**ENTRIES PROVIDED**:
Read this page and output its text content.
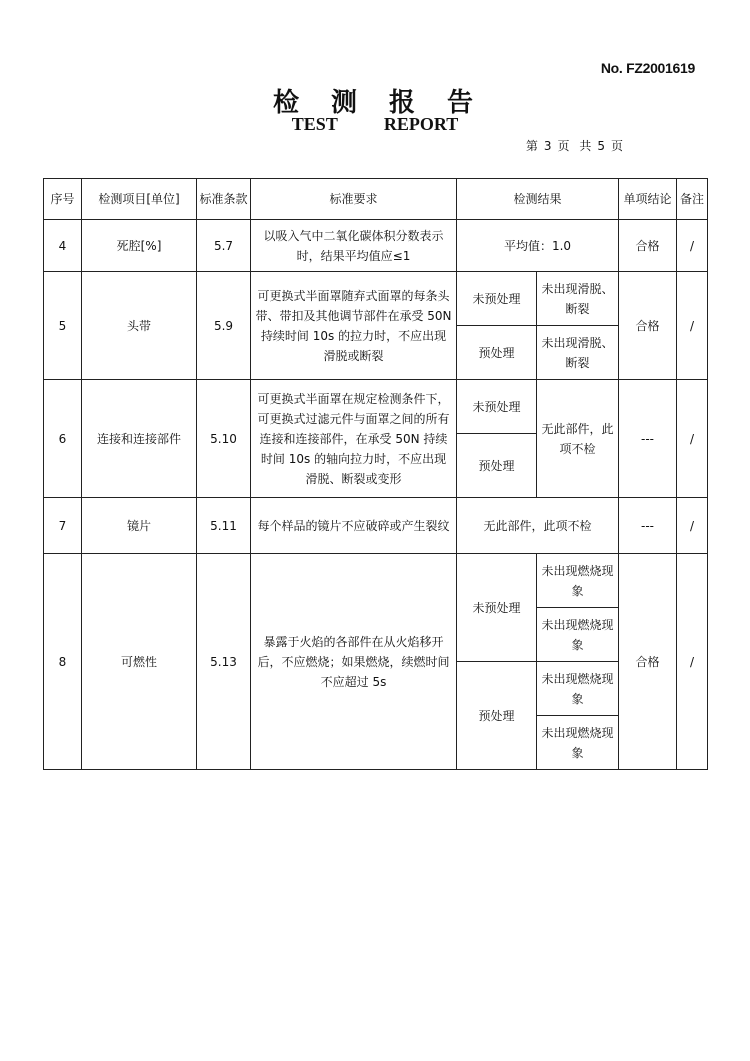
No. FZ2001619
检测报告
TEST	REPORT
第 3 页 共 5 页
序号	检测项目[单位]	标准条款	标准要求	检测结果		单项结论	备注
4	死腔[%]	5.7	以吸入气中二氧化碳体积分数表示时，结果平均值应≤1	平均值：1.0		合格	/
5	头带	5.9	可更换式半面罩随弃式面罩的每条头带、带扣及其他调节部件在承受 50N 持续时间 10s 的拉力时，不应出现滑脱或断裂	未预处理	未出现滑脱、断裂	合格	/
				预处理	未出现滑脱、断裂		
6	连接和连接部件	5.10	可更换式半面罩在规定检测条件下，可更换式过滤元件与面罩之间的所有连接和连接部件，在承受 50N 持续时间 10s 的轴向拉力时，不应出现滑脱、断裂或变形	未预处理	无此部件，此项不检	---	/
				预处理			
7	镜片	5.11	每个样品的镜片不应破碎或产生裂纹	无此部件，此项不检		---	/
8	可燃性	5.13	暴露于火焰的各部件在从火焰移开后，不应燃烧；如果燃烧，续燃时间不应超过 5s	未预处理	未出现燃烧现象	合格	/
					未出现燃烧现象		
				预处理	未出现燃烧现象		
					未出现燃烧现象		
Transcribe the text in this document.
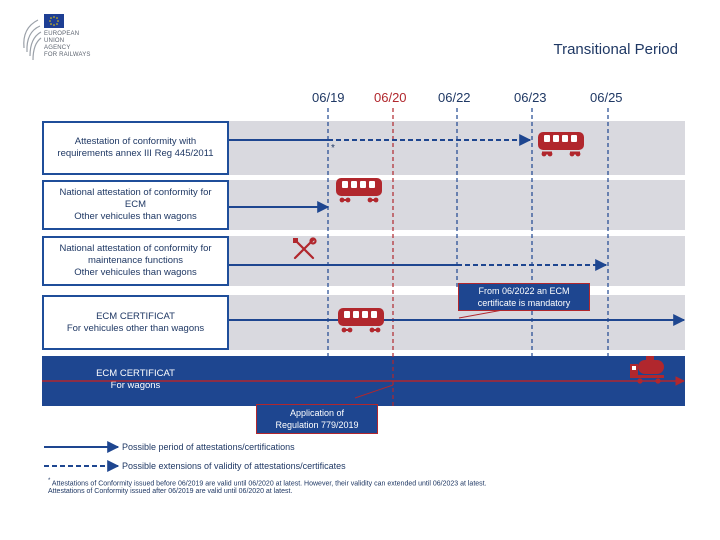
EUROPEAN
UNION
AGENCY
FOR RAILWAYS	Transitional Period
06/19 06/20 06/22	06/23	06/25
Attestation of conformity with
requirements annex III Reg 445/2011
National attestation of conformity for
ECM
Other vehicules than wagons
National attestation of conformity for
maintenance functions
Other vehicules than wagons
ECM CERTIFICAT
For vehicules other than wagons
ECM CERTIFICAT
For wagons
*
From 06/2022 an ECM
certificate is mandatory
Application of
Regulation 779/2019
Possible period of attestations/certifications
Possible extensions of validity of attestations/certificates
* Attestations of Conformity issued before 06/2019 are valid until 06/2020 at latest. However, their validity can extended until 06/2023 at latest.
Attestations of Conformity issued after 06/2019 are valid until 06/2020 at latest.
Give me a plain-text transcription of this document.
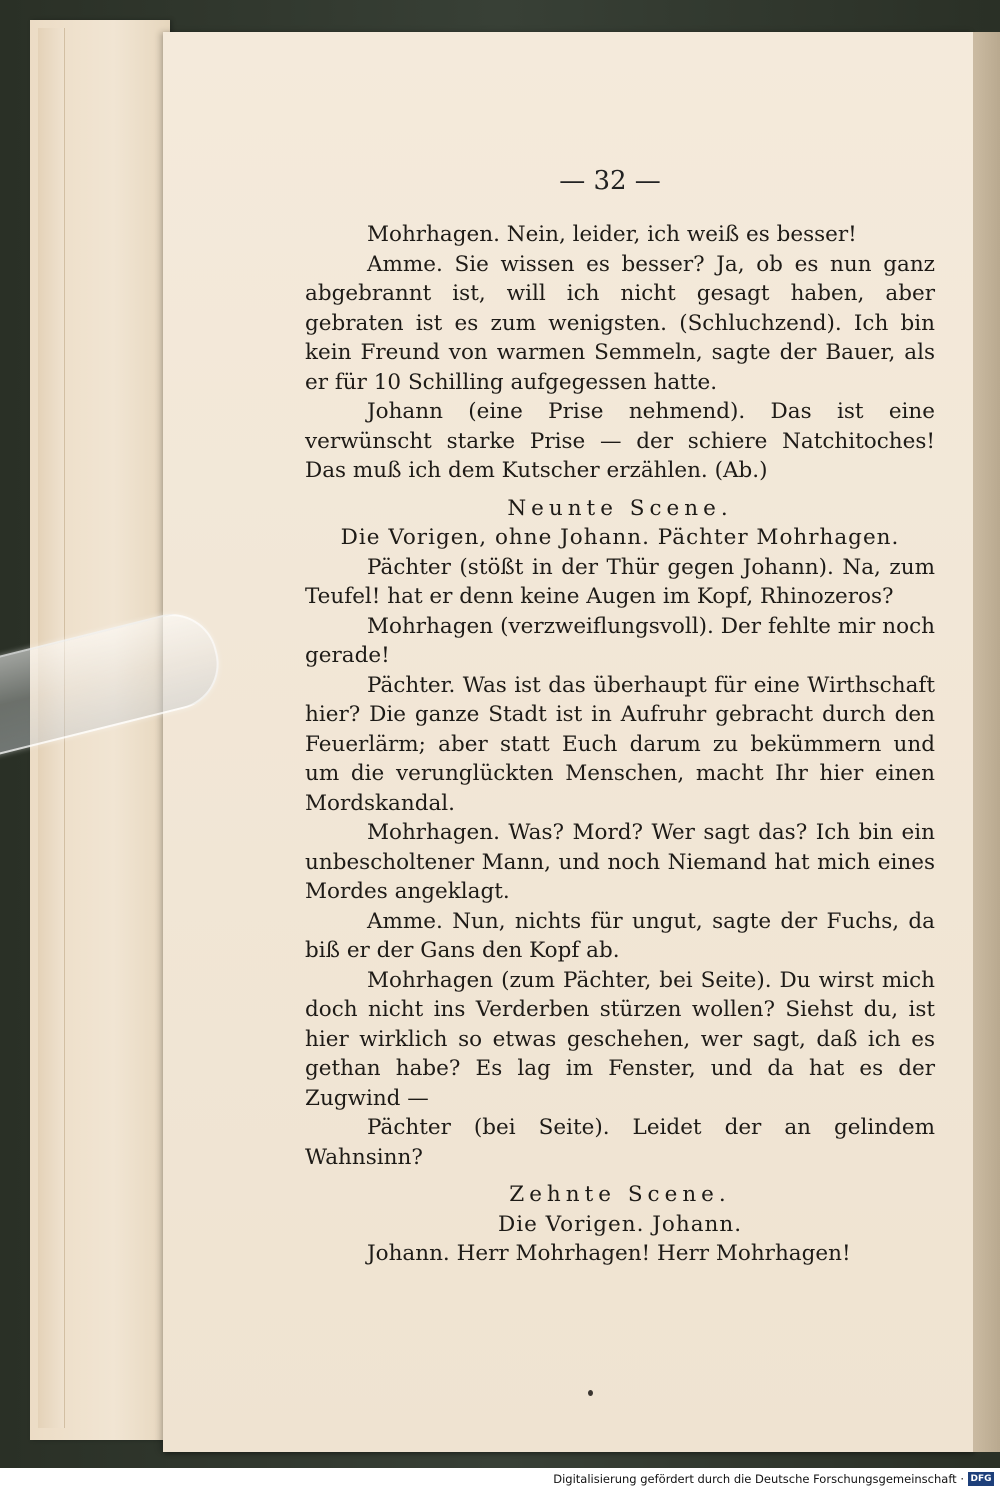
— 32 —

Mohrhagen. Nein, leider, ich weiß es besser!

Amme. Sie wissen es besser? Ja, ob es nun ganz abgebrannt ist, will ich nicht gesagt haben, aber gebraten ist es zum wenigsten. (Schluchzend). Ich bin kein Freund von warmen Semmeln, sagte der Bauer, als er für 10 Schilling aufgegessen hatte.

Johann (eine Prise nehmend). Das ist eine verwünscht starke Prise — der schiere Natchitoches! Das muß ich dem Kutscher erzählen. (Ab.)

Neunte Scene.

Die Vorigen, ohne Johann. Pächter Mohrhagen.

Pächter (stößt in der Thür gegen Johann). Na, zum Teufel! hat er denn keine Augen im Kopf, Rhinozeros?

Mohrhagen (verzweiflungsvoll). Der fehlte mir noch gerade!

Pächter. Was ist das überhaupt für eine Wirthschaft hier? Die ganze Stadt ist in Aufruhr gebracht durch den Feuerlärm; aber statt Euch darum zu bekümmern und um die verunglückten Menschen, macht Ihr hier einen Mordskandal.

Mohrhagen. Was? Mord? Wer sagt das? Ich bin ein unbescholtener Mann, und noch Niemand hat mich eines Mordes angeklagt.

Amme. Nun, nichts für ungut, sagte der Fuchs, da biß er der Gans den Kopf ab.

Mohrhagen (zum Pächter, bei Seite). Du wirst mich doch nicht ins Verderben stürzen wollen? Siehst du, ist hier wirklich so etwas geschehen, wer sagt, daß ich es gethan habe? Es lag im Fenster, und da hat es der Zugwind —

Pächter (bei Seite). Leidet der an gelindem Wahnsinn?

Zehnte Scene.

Die Vorigen. Johann.

Johann. Herr Mohrhagen! Herr Mohrhagen!

Digitalisierung gefördert durch die Deutsche Forschungsgemeinschaft · DFG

**DIRECTIVE**: Do not include the images; transcribe the rest of the listing exactly.

**OUTPUT**:
Read this page and output its text content.
No. FZ2001619
检测报告
TEST	REPORT
第 3 页 共 5 页
序号	检测项目[单位]	标准条款	标准要求	检测结果		单项结论	备注
4	死腔[%]	5.7	以吸入气中二氧化碳体积分数表示时，结果平均值应≤1	平均值：1.0		合格	/
5	头带	5.9	可更换式半面罩随弃式面罩的每条头带、带扣及其他调节部件在承受 50N 持续时间 10s 的拉力时，不应出现滑脱或断裂	未预处理	未出现滑脱、断裂	合格	/
				预处理	未出现滑脱、断裂		
6	连接和连接部件	5.10	可更换式半面罩在规定检测条件下，可更换式过滤元件与面罩之间的所有连接和连接部件，在承受 50N 持续时间 10s 的轴向拉力时，不应出现滑脱、断裂或变形	未预处理	无此部件，此项不检	---	/
				预处理			
7	镜片	5.11	每个样品的镜片不应破碎或产生裂纹	无此部件，此项不检		---	/
8	可燃性	5.13	暴露于火焰的各部件在从火焰移开后，不应燃烧；如果燃烧，续燃时间不应超过 5s	未预处理	未出现燃烧现象	合格	/
					未出现燃烧现象		
				预处理	未出现燃烧现象		
					未出现燃烧现象		
Transcribe the text in this document.
EUROPEAN
UNION
AGENCY
FOR RAILWAYS	Transitional Period
06/19 06/20 06/22	06/23	06/25
Attestation of conformity with
requirements annex III Reg 445/2011
National attestation of conformity for
ECM
Other vehicules than wagons
National attestation of conformity for
maintenance functions
Other vehicules than wagons
ECM CERTIFICAT
For vehicules other than wagons
ECM CERTIFICAT
For wagons
*
From 06/2022 an ECM
certificate is mandatory
Application of
Regulation 779/2019
Possible period of attestations/certifications
Possible extensions of validity of attestations/certificates
* Attestations of Conformity issued before 06/2019 are valid until 06/2020 at latest. However, their validity can extended until 06/2023 at latest.
Attestations of Conformity issued after 06/2019 are valid until 06/2020 at latest.
Give me a plain-text transcription of this document.
— 32 —

Mohrhagen. Nein, leider, ich weiß es besser!

Amme. Sie wissen es besser? Ja, ob es nun ganz abgebrannt ist, will ich nicht gesagt haben, aber gebraten ist es zum wenigsten. (Schluchzend). Ich bin kein Freund von warmen Semmeln, sagte der Bauer, als er für 10 Schilling aufgegessen hatte.

Johann (eine Prise nehmend). Das ist eine verwünscht starke Prise — der schiere Natchitoches! Das muß ich dem Kutscher erzählen. (Ab.)

Neunte Scene.

Die Vorigen, ohne Johann. Pächter Mohrhagen.

Pächter (stößt in der Thür gegen Johann). Na, zum Teufel! hat er denn keine Augen im Kopf, Rhinozeros?

Mohrhagen (verzweiflungsvoll). Der fehlte mir noch gerade!

Pächter. Was ist das überhaupt für eine Wirthschaft hier? Die ganze Stadt ist in Aufruhr gebracht durch den Feuerlärm; aber statt Euch darum zu bekümmern und um die verunglückten Menschen, macht Ihr hier einen Mordskandal.

Mohrhagen. Was? Mord? Wer sagt das? Ich bin ein unbescholtener Mann, und noch Niemand hat mich eines Mordes angeklagt.

Amme. Nun, nichts für ungut, sagte der Fuchs, da biß er der Gans den Kopf ab.

Mohrhagen (zum Pächter, bei Seite). Du wirst mich doch nicht ins Verderben stürzen wollen? Siehst du, ist hier wirklich so etwas geschehen, wer sagt, daß ich es gethan habe? Es lag im Fenster, und da hat es der Zugwind —

Pächter (bei Seite). Leidet der an gelindem Wahnsinn?

Zehnte Scene.

Die Vorigen. Johann.

Johann. Herr Mohrhagen! Herr Mohrhagen!

Digitalisierung gefördert durch die Deutsche Forschungsgemeinschaft · DFG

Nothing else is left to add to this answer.